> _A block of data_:
++++++++
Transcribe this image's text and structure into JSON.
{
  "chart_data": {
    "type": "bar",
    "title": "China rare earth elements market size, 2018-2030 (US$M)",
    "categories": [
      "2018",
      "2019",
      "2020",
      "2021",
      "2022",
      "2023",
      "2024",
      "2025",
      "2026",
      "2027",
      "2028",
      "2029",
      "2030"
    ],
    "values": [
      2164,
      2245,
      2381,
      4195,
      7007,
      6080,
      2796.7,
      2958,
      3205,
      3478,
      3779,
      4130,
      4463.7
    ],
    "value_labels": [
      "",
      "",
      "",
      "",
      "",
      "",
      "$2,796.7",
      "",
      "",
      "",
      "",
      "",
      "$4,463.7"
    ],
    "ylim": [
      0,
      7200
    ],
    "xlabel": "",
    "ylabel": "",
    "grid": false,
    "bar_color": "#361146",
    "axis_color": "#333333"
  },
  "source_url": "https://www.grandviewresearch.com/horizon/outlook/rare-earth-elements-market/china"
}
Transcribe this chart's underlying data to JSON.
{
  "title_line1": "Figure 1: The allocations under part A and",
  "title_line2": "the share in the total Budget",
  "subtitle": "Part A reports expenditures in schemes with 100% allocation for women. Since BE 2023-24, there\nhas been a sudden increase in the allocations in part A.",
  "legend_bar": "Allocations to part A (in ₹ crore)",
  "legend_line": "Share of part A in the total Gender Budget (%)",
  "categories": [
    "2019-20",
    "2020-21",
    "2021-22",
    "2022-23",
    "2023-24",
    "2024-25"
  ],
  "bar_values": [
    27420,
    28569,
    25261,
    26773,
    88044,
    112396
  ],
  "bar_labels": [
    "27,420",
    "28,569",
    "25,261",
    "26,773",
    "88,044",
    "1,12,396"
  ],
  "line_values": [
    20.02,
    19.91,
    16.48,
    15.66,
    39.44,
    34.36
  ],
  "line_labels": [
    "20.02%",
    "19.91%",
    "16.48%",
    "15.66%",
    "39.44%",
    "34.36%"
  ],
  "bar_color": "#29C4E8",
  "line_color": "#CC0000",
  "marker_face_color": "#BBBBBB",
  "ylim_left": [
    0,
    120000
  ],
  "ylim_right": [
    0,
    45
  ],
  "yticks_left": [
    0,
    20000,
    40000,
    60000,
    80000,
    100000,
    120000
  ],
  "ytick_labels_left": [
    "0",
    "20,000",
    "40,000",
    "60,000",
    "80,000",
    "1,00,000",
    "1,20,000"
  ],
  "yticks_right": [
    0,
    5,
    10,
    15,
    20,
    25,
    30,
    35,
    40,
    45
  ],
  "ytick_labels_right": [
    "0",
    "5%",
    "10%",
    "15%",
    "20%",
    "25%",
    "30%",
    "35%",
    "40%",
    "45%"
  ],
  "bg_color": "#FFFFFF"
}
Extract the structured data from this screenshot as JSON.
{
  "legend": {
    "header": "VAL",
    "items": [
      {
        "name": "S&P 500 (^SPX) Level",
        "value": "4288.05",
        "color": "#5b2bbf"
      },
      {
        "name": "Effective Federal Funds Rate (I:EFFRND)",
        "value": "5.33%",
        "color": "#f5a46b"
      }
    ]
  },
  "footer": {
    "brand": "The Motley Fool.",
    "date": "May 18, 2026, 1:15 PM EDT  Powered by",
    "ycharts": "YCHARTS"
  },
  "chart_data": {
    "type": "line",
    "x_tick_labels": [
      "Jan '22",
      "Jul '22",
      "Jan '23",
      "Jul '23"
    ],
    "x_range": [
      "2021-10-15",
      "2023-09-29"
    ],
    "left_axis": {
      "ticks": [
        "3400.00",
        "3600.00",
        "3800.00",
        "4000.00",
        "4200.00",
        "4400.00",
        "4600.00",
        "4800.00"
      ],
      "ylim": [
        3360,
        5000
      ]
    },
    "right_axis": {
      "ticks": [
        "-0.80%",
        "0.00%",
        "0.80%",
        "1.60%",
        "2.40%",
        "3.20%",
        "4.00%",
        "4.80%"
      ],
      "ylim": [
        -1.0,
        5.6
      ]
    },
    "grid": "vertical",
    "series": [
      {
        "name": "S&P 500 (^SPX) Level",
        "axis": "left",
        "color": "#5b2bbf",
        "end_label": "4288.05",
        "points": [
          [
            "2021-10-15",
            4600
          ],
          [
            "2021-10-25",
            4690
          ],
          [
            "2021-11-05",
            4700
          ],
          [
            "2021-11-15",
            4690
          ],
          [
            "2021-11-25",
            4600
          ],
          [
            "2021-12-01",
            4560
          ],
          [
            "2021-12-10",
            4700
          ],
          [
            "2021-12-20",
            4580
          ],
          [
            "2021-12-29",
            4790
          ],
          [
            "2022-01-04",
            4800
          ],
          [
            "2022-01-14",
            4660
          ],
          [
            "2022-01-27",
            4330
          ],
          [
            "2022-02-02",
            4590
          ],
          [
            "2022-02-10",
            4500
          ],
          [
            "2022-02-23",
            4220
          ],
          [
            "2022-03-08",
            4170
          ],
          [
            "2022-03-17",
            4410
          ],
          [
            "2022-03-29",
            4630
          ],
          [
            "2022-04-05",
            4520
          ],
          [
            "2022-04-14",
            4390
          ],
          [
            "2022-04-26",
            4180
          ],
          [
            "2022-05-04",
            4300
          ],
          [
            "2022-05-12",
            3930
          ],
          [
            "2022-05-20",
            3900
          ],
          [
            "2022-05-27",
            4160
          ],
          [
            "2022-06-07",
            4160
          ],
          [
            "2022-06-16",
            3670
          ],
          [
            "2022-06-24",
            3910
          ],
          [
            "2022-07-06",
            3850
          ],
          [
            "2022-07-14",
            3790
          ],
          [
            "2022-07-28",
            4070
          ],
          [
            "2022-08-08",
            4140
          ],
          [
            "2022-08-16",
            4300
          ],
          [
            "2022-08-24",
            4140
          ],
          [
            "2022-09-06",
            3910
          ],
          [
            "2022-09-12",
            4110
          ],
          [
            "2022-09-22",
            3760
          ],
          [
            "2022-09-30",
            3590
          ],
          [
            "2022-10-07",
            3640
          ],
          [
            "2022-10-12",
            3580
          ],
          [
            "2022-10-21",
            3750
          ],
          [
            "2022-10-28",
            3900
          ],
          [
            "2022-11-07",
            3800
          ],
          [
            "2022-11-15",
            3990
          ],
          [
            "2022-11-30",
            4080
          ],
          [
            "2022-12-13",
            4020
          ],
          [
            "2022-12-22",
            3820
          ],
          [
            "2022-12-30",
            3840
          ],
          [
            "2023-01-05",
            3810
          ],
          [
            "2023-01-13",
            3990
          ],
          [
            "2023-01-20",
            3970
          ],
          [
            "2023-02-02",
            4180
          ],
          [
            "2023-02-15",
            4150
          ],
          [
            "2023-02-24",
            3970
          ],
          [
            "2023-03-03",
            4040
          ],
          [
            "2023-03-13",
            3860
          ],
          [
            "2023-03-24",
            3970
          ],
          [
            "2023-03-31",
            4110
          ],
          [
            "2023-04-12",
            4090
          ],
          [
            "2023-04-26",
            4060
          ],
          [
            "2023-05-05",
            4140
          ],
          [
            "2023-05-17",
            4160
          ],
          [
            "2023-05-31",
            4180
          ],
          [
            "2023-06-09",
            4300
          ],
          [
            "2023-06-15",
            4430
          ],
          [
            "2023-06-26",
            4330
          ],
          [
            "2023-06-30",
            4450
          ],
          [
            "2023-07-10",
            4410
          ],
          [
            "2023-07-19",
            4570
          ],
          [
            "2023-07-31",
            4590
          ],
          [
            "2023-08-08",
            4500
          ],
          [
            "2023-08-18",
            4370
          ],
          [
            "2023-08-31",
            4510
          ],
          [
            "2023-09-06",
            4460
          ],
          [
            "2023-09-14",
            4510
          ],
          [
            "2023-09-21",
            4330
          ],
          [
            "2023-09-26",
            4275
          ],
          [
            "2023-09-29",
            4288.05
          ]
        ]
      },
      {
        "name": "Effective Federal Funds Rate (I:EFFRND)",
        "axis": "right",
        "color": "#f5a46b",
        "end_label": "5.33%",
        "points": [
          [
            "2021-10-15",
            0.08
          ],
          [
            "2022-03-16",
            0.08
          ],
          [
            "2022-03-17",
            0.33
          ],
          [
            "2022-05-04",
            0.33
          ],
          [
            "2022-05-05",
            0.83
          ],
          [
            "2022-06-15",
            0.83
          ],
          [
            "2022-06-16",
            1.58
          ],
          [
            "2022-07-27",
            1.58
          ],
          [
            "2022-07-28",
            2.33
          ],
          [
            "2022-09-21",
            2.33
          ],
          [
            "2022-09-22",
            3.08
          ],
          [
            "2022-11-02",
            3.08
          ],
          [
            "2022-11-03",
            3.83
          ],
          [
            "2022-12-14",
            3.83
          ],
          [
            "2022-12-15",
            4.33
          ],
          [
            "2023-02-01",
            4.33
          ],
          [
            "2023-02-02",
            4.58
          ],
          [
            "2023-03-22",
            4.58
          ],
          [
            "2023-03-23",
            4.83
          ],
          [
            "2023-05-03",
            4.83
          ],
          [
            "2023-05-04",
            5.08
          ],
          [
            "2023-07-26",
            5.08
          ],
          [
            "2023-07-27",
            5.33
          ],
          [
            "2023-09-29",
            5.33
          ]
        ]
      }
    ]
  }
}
++++++++
> _AIM_: Copy each line of the data that contains the word "JSON".

> _ANSWER FOR THIS EXERCISE_:
Transcribe this image's text and structure into JSON.
Transcribe this chart's underlying data to JSON.
Extract the structured data from this screenshot as JSON.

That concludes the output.